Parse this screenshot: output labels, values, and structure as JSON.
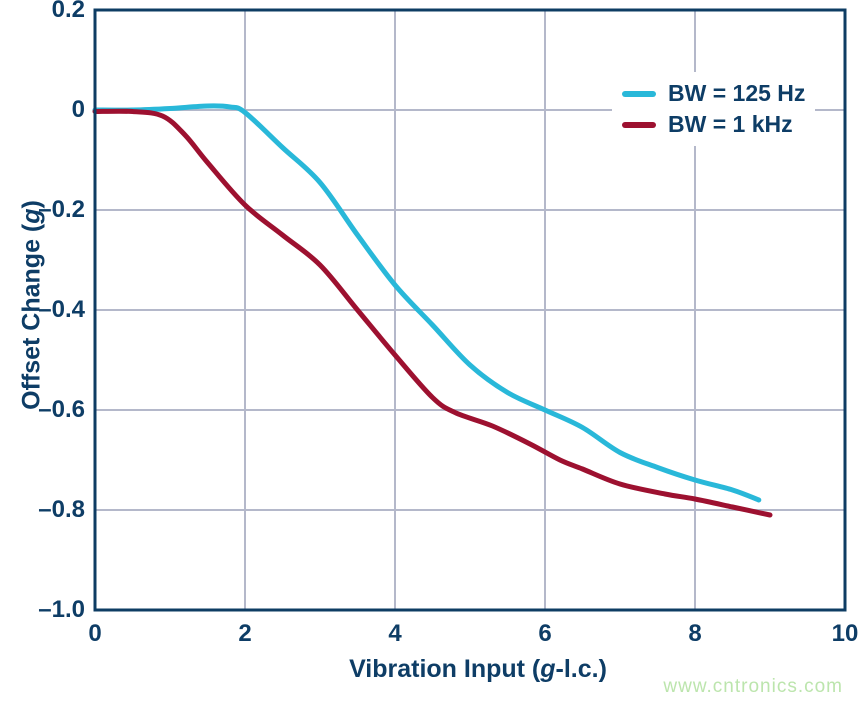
{
  "colors": {
    "axis": "#0e3c63",
    "text": "#0e3d66",
    "grid": "#b4b8ca",
    "background": "#ffffff",
    "watermark": "#bce5ad"
  },
  "watermark": {
    "text": "www.cntronics.com"
  },
  "chart_data": {
    "type": "line",
    "title": "",
    "xlabel": "Vibration Input (g-l.c.)",
    "xlabel_pre": "Vibration Input (",
    "xlabel_italic": "g",
    "xlabel_post": "-l.c.)",
    "ylabel": "Offset Change (g)",
    "ylabel_pre": "Offset Change (",
    "ylabel_italic": "g",
    "ylabel_post": ")",
    "xlim": [
      0,
      10
    ],
    "ylim": [
      -1.0,
      0.2
    ],
    "grid": true,
    "legend_position": "top-right",
    "xticks": [
      {
        "v": 0,
        "label": "0"
      },
      {
        "v": 2,
        "label": "2"
      },
      {
        "v": 4,
        "label": "4"
      },
      {
        "v": 6,
        "label": "6"
      },
      {
        "v": 8,
        "label": "8"
      },
      {
        "v": 10,
        "label": "10"
      }
    ],
    "yticks": [
      {
        "v": 0.2,
        "label": "0.2"
      },
      {
        "v": 0,
        "label": "0"
      },
      {
        "v": -0.2,
        "label": "–0.2"
      },
      {
        "v": -0.4,
        "label": "–0.4"
      },
      {
        "v": -0.6,
        "label": "–0.6"
      },
      {
        "v": -0.8,
        "label": "–0.8"
      },
      {
        "v": -1.0,
        "label": "–1.0"
      }
    ],
    "series": [
      {
        "name": "BW = 125 Hz",
        "color": "#29b8d9",
        "points": [
          [
            0,
            0
          ],
          [
            0.5,
            0
          ],
          [
            1.0,
            0.003
          ],
          [
            1.5,
            0.008
          ],
          [
            1.8,
            0.006
          ],
          [
            2.0,
            -0.005
          ],
          [
            2.5,
            -0.075
          ],
          [
            3.0,
            -0.145
          ],
          [
            3.5,
            -0.25
          ],
          [
            4.0,
            -0.35
          ],
          [
            4.5,
            -0.43
          ],
          [
            5.0,
            -0.51
          ],
          [
            5.5,
            -0.565
          ],
          [
            6.0,
            -0.6
          ],
          [
            6.5,
            -0.635
          ],
          [
            7.0,
            -0.685
          ],
          [
            7.5,
            -0.715
          ],
          [
            8.0,
            -0.74
          ],
          [
            8.5,
            -0.76
          ],
          [
            8.85,
            -0.78
          ]
        ]
      },
      {
        "name": "BW = 1 kHz",
        "color": "#9d1130",
        "points": [
          [
            0,
            -0.003
          ],
          [
            0.5,
            -0.003
          ],
          [
            0.9,
            -0.012
          ],
          [
            1.2,
            -0.05
          ],
          [
            1.5,
            -0.105
          ],
          [
            2.0,
            -0.19
          ],
          [
            2.5,
            -0.25
          ],
          [
            3.0,
            -0.31
          ],
          [
            3.5,
            -0.4
          ],
          [
            4.0,
            -0.49
          ],
          [
            4.5,
            -0.575
          ],
          [
            4.8,
            -0.605
          ],
          [
            5.3,
            -0.632
          ],
          [
            5.8,
            -0.668
          ],
          [
            6.2,
            -0.7
          ],
          [
            6.5,
            -0.718
          ],
          [
            7.0,
            -0.748
          ],
          [
            7.6,
            -0.768
          ],
          [
            8.0,
            -0.778
          ],
          [
            8.5,
            -0.794
          ],
          [
            9.0,
            -0.81
          ]
        ]
      }
    ]
  }
}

------------------------------------------------------------------------

▶ [TASK INSTRUCTIONS]: Copy all the records above exactly, but leave out the pictures.

▶ [RESULT OF THE TASK]:
Parse this screenshot: output labels, values, and structure as JSON.
{
  "colors": {
    "axis": "#0e3c63",
    "text": "#0e3d66",
    "grid": "#b4b8ca",
    "background": "#ffffff",
    "watermark": "#bce5ad"
  },
  "watermark": {
    "text": "www.cntronics.com"
  },
  "chart_data": {
    "type": "line",
    "title": "",
    "xlabel": "Vibration Input (g-l.c.)",
    "xlabel_pre": "Vibration Input (",
    "xlabel_italic": "g",
    "xlabel_post": "-l.c.)",
    "ylabel": "Offset Change (g)",
    "ylabel_pre": "Offset Change (",
    "ylabel_italic": "g",
    "ylabel_post": ")",
    "xlim": [
      0,
      10
    ],
    "ylim": [
      -1.0,
      0.2
    ],
    "grid": true,
    "legend_position": "top-right",
    "xticks": [
      {
        "v": 0,
        "label": "0"
      },
      {
        "v": 2,
        "label": "2"
      },
      {
        "v": 4,
        "label": "4"
      },
      {
        "v": 6,
        "label": "6"
      },
      {
        "v": 8,
        "label": "8"
      },
      {
        "v": 10,
        "label": "10"
      }
    ],
    "yticks": [
      {
        "v": 0.2,
        "label": "0.2"
      },
      {
        "v": 0,
        "label": "0"
      },
      {
        "v": -0.2,
        "label": "–0.2"
      },
      {
        "v": -0.4,
        "label": "–0.4"
      },
      {
        "v": -0.6,
        "label": "–0.6"
      },
      {
        "v": -0.8,
        "label": "–0.8"
      },
      {
        "v": -1.0,
        "label": "–1.0"
      }
    ],
    "series": [
      {
        "name": "BW = 125 Hz",
        "color": "#29b8d9",
        "points": [
          [
            0,
            0
          ],
          [
            0.5,
            0
          ],
          [
            1.0,
            0.003
          ],
          [
            1.5,
            0.008
          ],
          [
            1.8,
            0.006
          ],
          [
            2.0,
            -0.005
          ],
          [
            2.5,
            -0.075
          ],
          [
            3.0,
            -0.145
          ],
          [
            3.5,
            -0.25
          ],
          [
            4.0,
            -0.35
          ],
          [
            4.5,
            -0.43
          ],
          [
            5.0,
            -0.51
          ],
          [
            5.5,
            -0.565
          ],
          [
            6.0,
            -0.6
          ],
          [
            6.5,
            -0.635
          ],
          [
            7.0,
            -0.685
          ],
          [
            7.5,
            -0.715
          ],
          [
            8.0,
            -0.74
          ],
          [
            8.5,
            -0.76
          ],
          [
            8.85,
            -0.78
          ]
        ]
      },
      {
        "name": "BW = 1 kHz",
        "color": "#9d1130",
        "points": [
          [
            0,
            -0.003
          ],
          [
            0.5,
            -0.003
          ],
          [
            0.9,
            -0.012
          ],
          [
            1.2,
            -0.05
          ],
          [
            1.5,
            -0.105
          ],
          [
            2.0,
            -0.19
          ],
          [
            2.5,
            -0.25
          ],
          [
            3.0,
            -0.31
          ],
          [
            3.5,
            -0.4
          ],
          [
            4.0,
            -0.49
          ],
          [
            4.5,
            -0.575
          ],
          [
            4.8,
            -0.605
          ],
          [
            5.3,
            -0.632
          ],
          [
            5.8,
            -0.668
          ],
          [
            6.2,
            -0.7
          ],
          [
            6.5,
            -0.718
          ],
          [
            7.0,
            -0.748
          ],
          [
            7.6,
            -0.768
          ],
          [
            8.0,
            -0.778
          ],
          [
            8.5,
            -0.794
          ],
          [
            9.0,
            -0.81
          ]
        ]
      }
    ]
  }
}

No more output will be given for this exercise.